*Texto de la página*.

= = = = = = =

Durante su adolescencia, Jancsó interactuó con diversos grupos humanos asentados en Transilvania (sajones, armenios, judíos, rumanos) y recorrió, cuando era boy scout, pueblos  húngaros que tenían como característica común la resistencia al influjo de la tradición alemana. Ese acercamiento con las expresiones populares de su entorno le generó un gran interés por la etnología, al tiempo que se empezaba a solidarizar con las luchas de los pueblos que defendían su cultura. Aquellos fueron los años en que surgió su interés por el estudio de las artes dramáticas, aunque finalmente se matricularía para estudiar Derecho, carrera que terminó pero no ejerció. En 1945, cuando buscaba ingresar a la Academia de cine y teatro en Budapest, conoció a Béla Balázs, quien lo persuadió para que optara por el estudio del cine. Desde ese momento empezó un acercamiento con el gran teórico y crítico, quien por esos días empezaba a recopilar los archivos de películas húngaras. Finalmente, Jancsó se graduaría en la Escuela Superior de Arte Dramático y Cine hacia 1950. Durante el mismo tiempo, alternó sus estudios con los de etnografía e historia del arte. Y aunque se dedicó al cine, no pudo abstraerse de ese rico caudal de conocimientos que lo alimentó, tal como lo vemos en sus filmes, llenos de alegorías simbólicas y de exaltaciones a las prácticas propias de los pueblos, así como de una particular relación con los actores. Su interés por el teatro se fortalecería en la década de los setenta cuando dirigió algunas obras, de las cuales no se tiene mucha referencia, puesto que se presentaron en círculos muy cerrados.

= = = = = = =

*Datos disponibles*.
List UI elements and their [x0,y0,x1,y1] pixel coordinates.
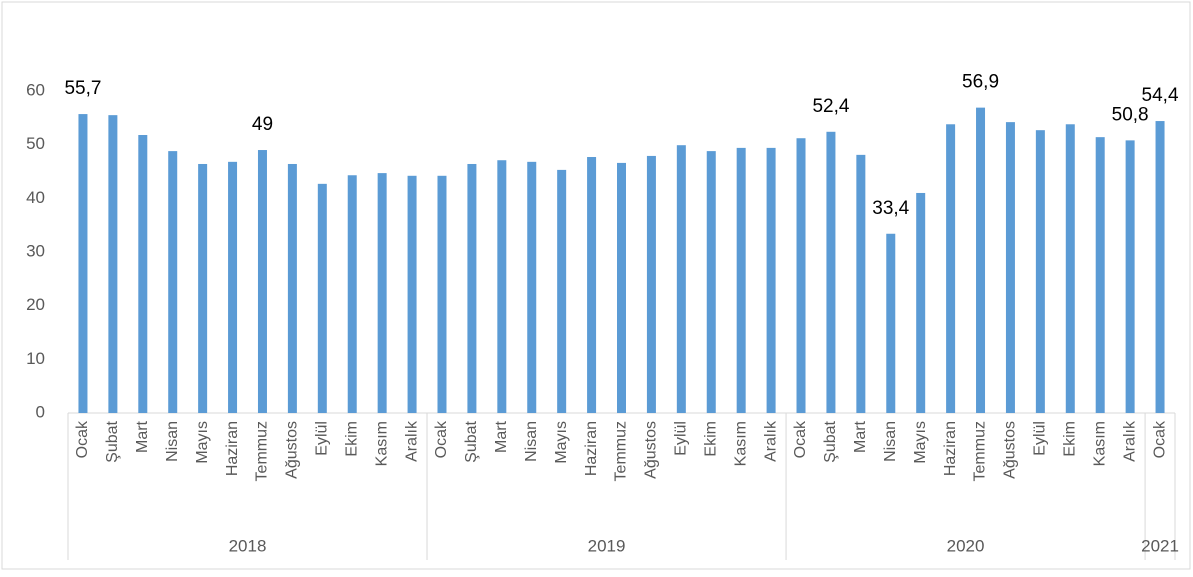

= = = = = = =

*Ejercicios propuestos*.
1 > Según el texto sobre Jancsó, ¿a quién conoció en 1945 cuando buscaba ingresar a la Academia de cine y teatro en Budapest?
2 > Enumera todos los grupos humanos asentados en Transilvania con los que Jancsó interactuó durante su adolescencia, según el texto sobre Jancsó.
Los datos no son necesarios para resolver los ejercicios.

*Respuestas por ejercicio*.
1 > A Béla Balázs.

2 > Sajones, armenios, judíos y rumanos.